(Dataset records on visual material)
☆ ☆ ☆

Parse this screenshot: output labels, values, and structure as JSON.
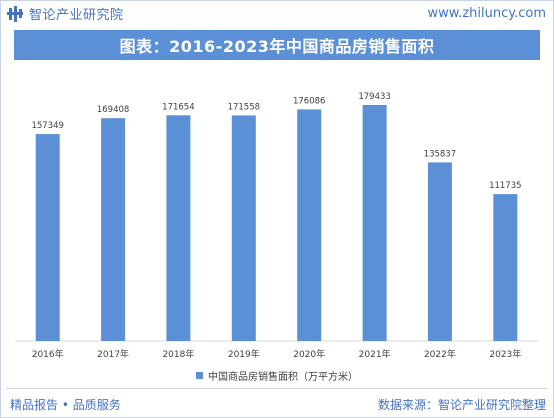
{
  "header": {
    "brand": "智论产业研究院",
    "site": "www.zhiluncy.com"
  },
  "title": "图表：2016-2023年中国商品房销售面积",
  "footer": {
    "left": "精品报告 • 品质服务",
    "right": "数据来源：智论产业研究院整理"
  },
  "colors": {
    "accent": "#4472c4",
    "bar": "#5b8fd6",
    "title_bg": "#5b8fd6"
  },
  "icons": [
    "logo-mark-icon"
  ],
  "chart_data": {
    "type": "bar",
    "title": "图表：2016-2023年中国商品房销售面积",
    "categories": [
      "2016年",
      "2017年",
      "2018年",
      "2019年",
      "2020年",
      "2021年",
      "2022年",
      "2023年"
    ],
    "series": [
      {
        "name": "中国商品房销售面积（万平方米）",
        "values": [
          157349,
          169408,
          171654,
          171558,
          176086,
          179433,
          135837,
          111735
        ],
        "labels": [
          "157349",
          "169408",
          "171654",
          "171558",
          "176086",
          "179433",
          "135837",
          "111735"
        ]
      }
    ],
    "ylim": [
      0,
      200000
    ],
    "grid": false,
    "legend_position": "bottom",
    "xlabel": "",
    "ylabel": ""
  }
}
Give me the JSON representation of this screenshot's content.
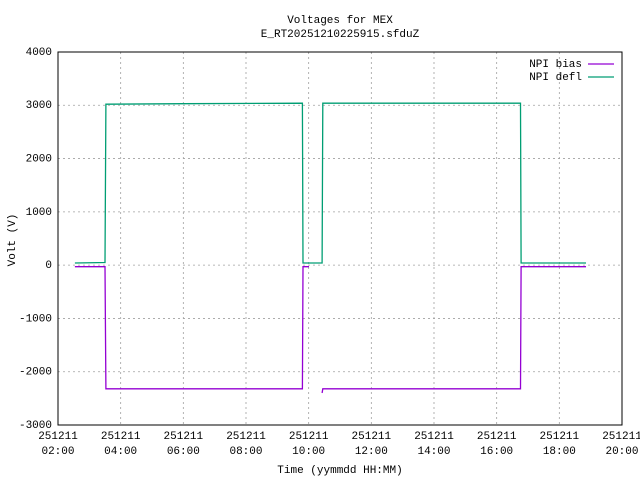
{
  "chart_data": {
    "type": "line",
    "title": "Voltages for MEX",
    "subtitle": "E_RT20251210225915.sfduZ",
    "x_label": "Time (yymmdd HH:MM)",
    "y_label": "Volt (V)",
    "xlim": [
      2,
      20
    ],
    "xticks": [
      {
        "value": 2,
        "label": "251211\n02:00"
      },
      {
        "value": 4,
        "label": "251211\n04:00"
      },
      {
        "value": 6,
        "label": "251211\n06:00"
      },
      {
        "value": 8,
        "label": "251211\n08:00"
      },
      {
        "value": 10,
        "label": "251211\n10:00"
      },
      {
        "value": 12,
        "label": "251211\n12:00"
      },
      {
        "value": 14,
        "label": "251211\n14:00"
      },
      {
        "value": 16,
        "label": "251211\n16:00"
      },
      {
        "value": 18,
        "label": "251211\n18:00"
      },
      {
        "value": 20,
        "label": "251211\n20:00"
      }
    ],
    "ylim": [
      -3000,
      4000
    ],
    "yticks": [
      -3000,
      -2000,
      -1000,
      0,
      1000,
      2000,
      3000,
      4000
    ],
    "grid": true,
    "legend": "top-right",
    "series": [
      {
        "name": "NPI bias",
        "color": "#9400d3",
        "x": [
          2.54,
          3.5,
          3.53,
          9.8,
          9.82,
          10.01,
          10.2,
          10.43,
          10.45,
          16.76,
          16.78,
          18.85
        ],
        "values": [
          -30,
          -30,
          -2320,
          -2320,
          -30,
          -30,
          null,
          -2400,
          -2320,
          -2320,
          -30,
          -30
        ]
      },
      {
        "name": "NPI defl",
        "color": "#009e73",
        "x": [
          2.54,
          3.5,
          3.53,
          6,
          9.8,
          9.82,
          10.43,
          10.45,
          16.76,
          16.78,
          18.85
        ],
        "values": [
          40,
          50,
          3020,
          3030,
          3040,
          40,
          40,
          3040,
          3040,
          40,
          40
        ]
      }
    ]
  }
}
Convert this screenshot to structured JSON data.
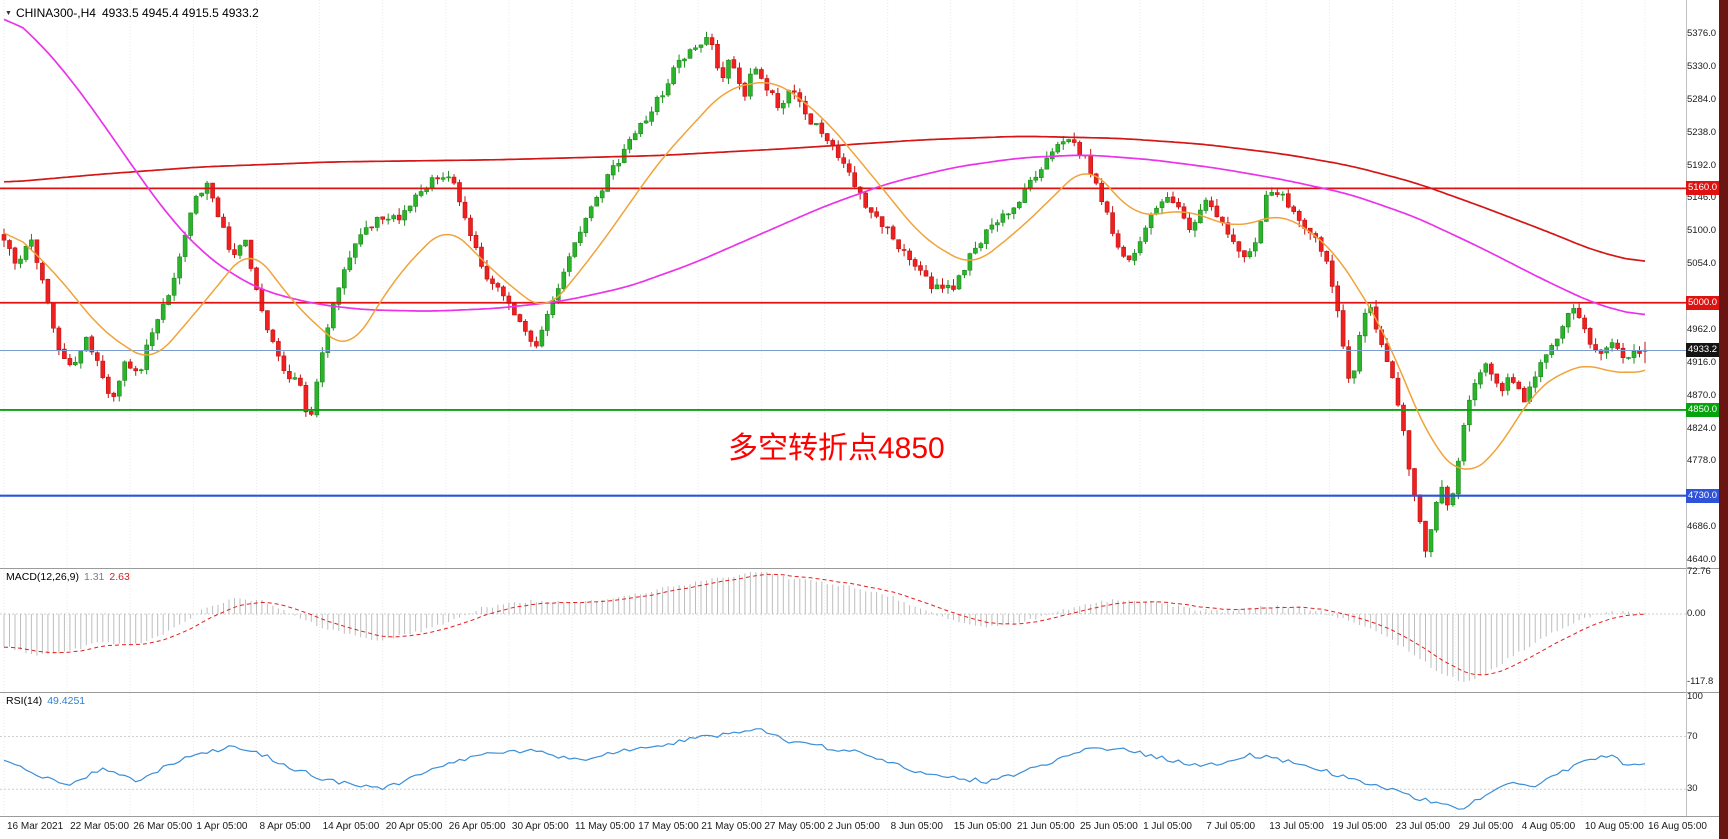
{
  "window": {
    "edge_strip_color": "#6b1512"
  },
  "header": {
    "collapse_icon": "▼",
    "symbol_period": "CHINA300-,H4",
    "ohlc": "4933.5 4945.4 4915.5 4933.2"
  },
  "annotation": {
    "text": "多空转折点4850",
    "color": "#fe0000"
  },
  "chart_data": {
    "type": "candlestick",
    "symbol": "CHINA300-",
    "period": "H4",
    "current": {
      "open": 4933.5,
      "high": 4945.4,
      "low": 4915.5,
      "close": 4933.2
    },
    "bars": 300,
    "price_axis_ticks": [
      5376,
      5330,
      5284,
      5238,
      5192,
      5146,
      5100,
      5054,
      4962,
      4916,
      4870,
      4824,
      4778,
      4686,
      4640
    ],
    "levels": [
      {
        "price": 5160,
        "label": "5160.0",
        "color": "#df1212",
        "width": 1.8
      },
      {
        "price": 5000,
        "label": "5000.0",
        "color": "#df1212",
        "width": 1.8
      },
      {
        "price": 4850,
        "label": "4850.0",
        "color": "#07a30c",
        "width": 1.8
      },
      {
        "price": 4730,
        "label": "4730.0",
        "color": "#2e52d8",
        "width": 2.2
      }
    ],
    "current_price_line": {
      "price": 4933.2,
      "label": "4933.2",
      "line_color": "#7b9cd0",
      "badge_color": "#141414"
    },
    "colors": {
      "up_fill": "#2bb32b",
      "up_stroke": "#1d8a1d",
      "down_fill": "#ef2020",
      "down_stroke": "#c01212",
      "grid": "#e9e9e9"
    },
    "noise": {
      "seed": 20210816,
      "close_vol": 6,
      "wick": 10
    },
    "close_waypoints": [
      [
        0.0,
        5085
      ],
      [
        0.008,
        5055
      ],
      [
        0.016,
        5090
      ],
      [
        0.025,
        5020
      ],
      [
        0.033,
        4940
      ],
      [
        0.042,
        4905
      ],
      [
        0.05,
        4955
      ],
      [
        0.058,
        4910
      ],
      [
        0.066,
        4865
      ],
      [
        0.074,
        4920
      ],
      [
        0.082,
        4895
      ],
      [
        0.09,
        4960
      ],
      [
        0.1,
        5010
      ],
      [
        0.108,
        5075
      ],
      [
        0.115,
        5135
      ],
      [
        0.123,
        5170
      ],
      [
        0.131,
        5120
      ],
      [
        0.139,
        5065
      ],
      [
        0.147,
        5085
      ],
      [
        0.154,
        5020
      ],
      [
        0.163,
        4945
      ],
      [
        0.171,
        4900
      ],
      [
        0.179,
        4895
      ],
      [
        0.186,
        4832
      ],
      [
        0.193,
        4925
      ],
      [
        0.201,
        5000
      ],
      [
        0.209,
        5060
      ],
      [
        0.217,
        5090
      ],
      [
        0.228,
        5118
      ],
      [
        0.24,
        5118
      ],
      [
        0.252,
        5148
      ],
      [
        0.262,
        5172
      ],
      [
        0.272,
        5178
      ],
      [
        0.282,
        5110
      ],
      [
        0.292,
        5045
      ],
      [
        0.3,
        5020
      ],
      [
        0.308,
        4995
      ],
      [
        0.316,
        4965
      ],
      [
        0.324,
        4938
      ],
      [
        0.334,
        5000
      ],
      [
        0.344,
        5060
      ],
      [
        0.358,
        5135
      ],
      [
        0.372,
        5190
      ],
      [
        0.386,
        5240
      ],
      [
        0.4,
        5290
      ],
      [
        0.412,
        5340
      ],
      [
        0.422,
        5360
      ],
      [
        0.43,
        5374
      ],
      [
        0.437,
        5310
      ],
      [
        0.443,
        5345
      ],
      [
        0.45,
        5285
      ],
      [
        0.457,
        5330
      ],
      [
        0.465,
        5300
      ],
      [
        0.473,
        5270
      ],
      [
        0.481,
        5303
      ],
      [
        0.49,
        5258
      ],
      [
        0.5,
        5232
      ],
      [
        0.512,
        5192
      ],
      [
        0.524,
        5140
      ],
      [
        0.538,
        5105
      ],
      [
        0.552,
        5058
      ],
      [
        0.565,
        5025
      ],
      [
        0.577,
        5018
      ],
      [
        0.588,
        5062
      ],
      [
        0.6,
        5105
      ],
      [
        0.615,
        5135
      ],
      [
        0.628,
        5175
      ],
      [
        0.64,
        5212
      ],
      [
        0.65,
        5232
      ],
      [
        0.66,
        5198
      ],
      [
        0.668,
        5150
      ],
      [
        0.676,
        5095
      ],
      [
        0.684,
        5050
      ],
      [
        0.692,
        5085
      ],
      [
        0.7,
        5122
      ],
      [
        0.708,
        5152
      ],
      [
        0.716,
        5128
      ],
      [
        0.724,
        5098
      ],
      [
        0.731,
        5145
      ],
      [
        0.74,
        5118
      ],
      [
        0.748,
        5092
      ],
      [
        0.756,
        5060
      ],
      [
        0.763,
        5092
      ],
      [
        0.769,
        5146
      ],
      [
        0.777,
        5158
      ],
      [
        0.785,
        5125
      ],
      [
        0.793,
        5098
      ],
      [
        0.8,
        5085
      ],
      [
        0.806,
        5060
      ],
      [
        0.812,
        5000
      ],
      [
        0.817,
        4930
      ],
      [
        0.821,
        4872
      ],
      [
        0.826,
        4950
      ],
      [
        0.831,
        5000
      ],
      [
        0.838,
        4955
      ],
      [
        0.845,
        4905
      ],
      [
        0.852,
        4828
      ],
      [
        0.859,
        4735
      ],
      [
        0.866,
        4652
      ],
      [
        0.871,
        4698
      ],
      [
        0.876,
        4745
      ],
      [
        0.881,
        4702
      ],
      [
        0.886,
        4770
      ],
      [
        0.891,
        4848
      ],
      [
        0.897,
        4895
      ],
      [
        0.904,
        4912
      ],
      [
        0.911,
        4876
      ],
      [
        0.919,
        4896
      ],
      [
        0.927,
        4864
      ],
      [
        0.934,
        4900
      ],
      [
        0.941,
        4930
      ],
      [
        0.949,
        4966
      ],
      [
        0.957,
        4996
      ],
      [
        0.964,
        4956
      ],
      [
        0.971,
        4925
      ],
      [
        0.979,
        4946
      ],
      [
        0.987,
        4920
      ],
      [
        1.0,
        4933
      ]
    ],
    "moving_averages": [
      {
        "name": "ma-slow-red",
        "color": "#d41616",
        "width": 1.7,
        "waypoints": [
          [
            0.0,
            5168
          ],
          [
            0.06,
            5180
          ],
          [
            0.12,
            5190
          ],
          [
            0.2,
            5197
          ],
          [
            0.3,
            5200
          ],
          [
            0.4,
            5206
          ],
          [
            0.48,
            5216
          ],
          [
            0.56,
            5228
          ],
          [
            0.62,
            5233
          ],
          [
            0.68,
            5230
          ],
          [
            0.73,
            5222
          ],
          [
            0.78,
            5208
          ],
          [
            0.82,
            5192
          ],
          [
            0.86,
            5168
          ],
          [
            0.9,
            5135
          ],
          [
            0.94,
            5100
          ],
          [
            0.97,
            5072
          ],
          [
            1.0,
            5055
          ]
        ]
      },
      {
        "name": "ma-mid-magenta",
        "color": "#ea33ea",
        "width": 1.7,
        "waypoints": [
          [
            0.0,
            5408
          ],
          [
            0.02,
            5368
          ],
          [
            0.04,
            5315
          ],
          [
            0.06,
            5252
          ],
          [
            0.08,
            5185
          ],
          [
            0.1,
            5122
          ],
          [
            0.12,
            5072
          ],
          [
            0.14,
            5038
          ],
          [
            0.16,
            5015
          ],
          [
            0.19,
            4998
          ],
          [
            0.22,
            4990
          ],
          [
            0.26,
            4988
          ],
          [
            0.3,
            4992
          ],
          [
            0.34,
            5002
          ],
          [
            0.38,
            5022
          ],
          [
            0.42,
            5055
          ],
          [
            0.46,
            5095
          ],
          [
            0.5,
            5135
          ],
          [
            0.54,
            5168
          ],
          [
            0.58,
            5190
          ],
          [
            0.62,
            5203
          ],
          [
            0.66,
            5207
          ],
          [
            0.7,
            5200
          ],
          [
            0.74,
            5188
          ],
          [
            0.78,
            5172
          ],
          [
            0.82,
            5152
          ],
          [
            0.86,
            5120
          ],
          [
            0.9,
            5077
          ],
          [
            0.94,
            5030
          ],
          [
            0.97,
            4998
          ],
          [
            1.0,
            4980
          ]
        ]
      },
      {
        "name": "ma-fast-orange",
        "color": "#f0a33a",
        "width": 1.5,
        "waypoints": [
          [
            0.0,
            5110
          ],
          [
            0.03,
            5045
          ],
          [
            0.06,
            4960
          ],
          [
            0.09,
            4915
          ],
          [
            0.12,
            4995
          ],
          [
            0.15,
            5080
          ],
          [
            0.18,
            4990
          ],
          [
            0.21,
            4930
          ],
          [
            0.24,
            5040
          ],
          [
            0.27,
            5110
          ],
          [
            0.3,
            5040
          ],
          [
            0.33,
            4985
          ],
          [
            0.36,
            5070
          ],
          [
            0.4,
            5200
          ],
          [
            0.44,
            5300
          ],
          [
            0.47,
            5312
          ],
          [
            0.5,
            5258
          ],
          [
            0.53,
            5175
          ],
          [
            0.56,
            5090
          ],
          [
            0.59,
            5050
          ],
          [
            0.62,
            5105
          ],
          [
            0.66,
            5195
          ],
          [
            0.69,
            5120
          ],
          [
            0.72,
            5130
          ],
          [
            0.75,
            5105
          ],
          [
            0.78,
            5125
          ],
          [
            0.81,
            5075
          ],
          [
            0.84,
            4965
          ],
          [
            0.87,
            4800
          ],
          [
            0.89,
            4755
          ],
          [
            0.91,
            4790
          ],
          [
            0.93,
            4870
          ],
          [
            0.95,
            4905
          ],
          [
            0.97,
            4915
          ],
          [
            0.985,
            4895
          ],
          [
            1.0,
            4912
          ]
        ]
      }
    ],
    "macd": {
      "label": "MACD(12,26,9)",
      "value_main": "1.31",
      "value_signal": "2.63",
      "max": 72.76,
      "min": -117.8,
      "axis_ticks": [
        {
          "value": 72.76,
          "label": "72.76"
        },
        {
          "value": 0,
          "label": "0.00"
        },
        {
          "value": -117.8,
          "label": "-117.8"
        }
      ],
      "histogram_color": "#bdbdbd",
      "signal_color": "#e02020",
      "waypoints": [
        [
          0.0,
          -55
        ],
        [
          0.02,
          -70
        ],
        [
          0.04,
          -62
        ],
        [
          0.06,
          -48
        ],
        [
          0.08,
          -52
        ],
        [
          0.1,
          -30
        ],
        [
          0.12,
          5
        ],
        [
          0.14,
          28
        ],
        [
          0.16,
          20
        ],
        [
          0.18,
          -8
        ],
        [
          0.2,
          -28
        ],
        [
          0.23,
          -45
        ],
        [
          0.26,
          -25
        ],
        [
          0.29,
          10
        ],
        [
          0.32,
          22
        ],
        [
          0.35,
          18
        ],
        [
          0.38,
          30
        ],
        [
          0.41,
          48
        ],
        [
          0.44,
          62
        ],
        [
          0.46,
          72
        ],
        [
          0.48,
          60
        ],
        [
          0.5,
          52
        ],
        [
          0.52,
          44
        ],
        [
          0.54,
          30
        ],
        [
          0.56,
          8
        ],
        [
          0.58,
          -12
        ],
        [
          0.6,
          -22
        ],
        [
          0.62,
          -15
        ],
        [
          0.64,
          2
        ],
        [
          0.66,
          18
        ],
        [
          0.68,
          24
        ],
        [
          0.7,
          20
        ],
        [
          0.72,
          10
        ],
        [
          0.74,
          4
        ],
        [
          0.76,
          10
        ],
        [
          0.78,
          14
        ],
        [
          0.8,
          6
        ],
        [
          0.82,
          -12
        ],
        [
          0.84,
          -35
        ],
        [
          0.86,
          -70
        ],
        [
          0.875,
          -100
        ],
        [
          0.89,
          -117
        ],
        [
          0.905,
          -98
        ],
        [
          0.92,
          -70
        ],
        [
          0.935,
          -45
        ],
        [
          0.95,
          -22
        ],
        [
          0.965,
          -5
        ],
        [
          0.98,
          4
        ],
        [
          1.0,
          1.3
        ]
      ]
    },
    "rsi": {
      "label": "RSI(14)",
      "value": "49.4251",
      "line_color": "#3b8fd8",
      "axis_ticks": [
        {
          "value": 100,
          "label": "100"
        },
        {
          "value": 70,
          "label": "70"
        },
        {
          "value": 30,
          "label": "30"
        }
      ],
      "levels": [
        70,
        30
      ],
      "waypoints": [
        [
          0.0,
          52
        ],
        [
          0.02,
          40
        ],
        [
          0.04,
          34
        ],
        [
          0.06,
          45
        ],
        [
          0.08,
          36
        ],
        [
          0.1,
          48
        ],
        [
          0.12,
          58
        ],
        [
          0.14,
          62
        ],
        [
          0.16,
          55
        ],
        [
          0.18,
          44
        ],
        [
          0.2,
          36
        ],
        [
          0.23,
          30
        ],
        [
          0.26,
          44
        ],
        [
          0.29,
          56
        ],
        [
          0.32,
          60
        ],
        [
          0.35,
          52
        ],
        [
          0.38,
          60
        ],
        [
          0.41,
          66
        ],
        [
          0.44,
          72
        ],
        [
          0.46,
          75
        ],
        [
          0.48,
          66
        ],
        [
          0.5,
          62
        ],
        [
          0.52,
          58
        ],
        [
          0.54,
          50
        ],
        [
          0.56,
          42
        ],
        [
          0.58,
          38
        ],
        [
          0.6,
          36
        ],
        [
          0.62,
          42
        ],
        [
          0.64,
          52
        ],
        [
          0.66,
          60
        ],
        [
          0.68,
          62
        ],
        [
          0.7,
          55
        ],
        [
          0.72,
          50
        ],
        [
          0.74,
          48
        ],
        [
          0.76,
          56
        ],
        [
          0.78,
          52
        ],
        [
          0.8,
          46
        ],
        [
          0.82,
          38
        ],
        [
          0.84,
          32
        ],
        [
          0.86,
          24
        ],
        [
          0.875,
          18
        ],
        [
          0.89,
          16
        ],
        [
          0.905,
          28
        ],
        [
          0.92,
          36
        ],
        [
          0.935,
          33
        ],
        [
          0.95,
          44
        ],
        [
          0.965,
          52
        ],
        [
          0.98,
          55
        ],
        [
          0.99,
          48
        ],
        [
          1.0,
          49.4
        ]
      ]
    },
    "time_axis_labels": [
      "16 Mar 2021",
      "22 Mar 05:00",
      "26 Mar 05:00",
      "1 Apr 05:00",
      "8 Apr 05:00",
      "14 Apr 05:00",
      "20 Apr 05:00",
      "26 Apr 05:00",
      "30 Apr 05:00",
      "11 May 05:00",
      "17 May 05:00",
      "21 May 05:00",
      "27 May 05:00",
      "2 Jun 05:00",
      "8 Jun 05:00",
      "15 Jun 05:00",
      "21 Jun 05:00",
      "25 Jun 05:00",
      "1 Jul 05:00",
      "7 Jul 05:00",
      "13 Jul 05:00",
      "19 Jul 05:00",
      "23 Jul 05:00",
      "29 Jul 05:00",
      "4 Aug 05:00",
      "10 Aug 05:00",
      "16 Aug 05:00"
    ]
  }
}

☆ ☆ ☆

- [WHAT TO WORK ON] Determine the number of lines in the data that contain "type" as a word or string, and state only that number.

- [PROBLEM SOLUTION] 3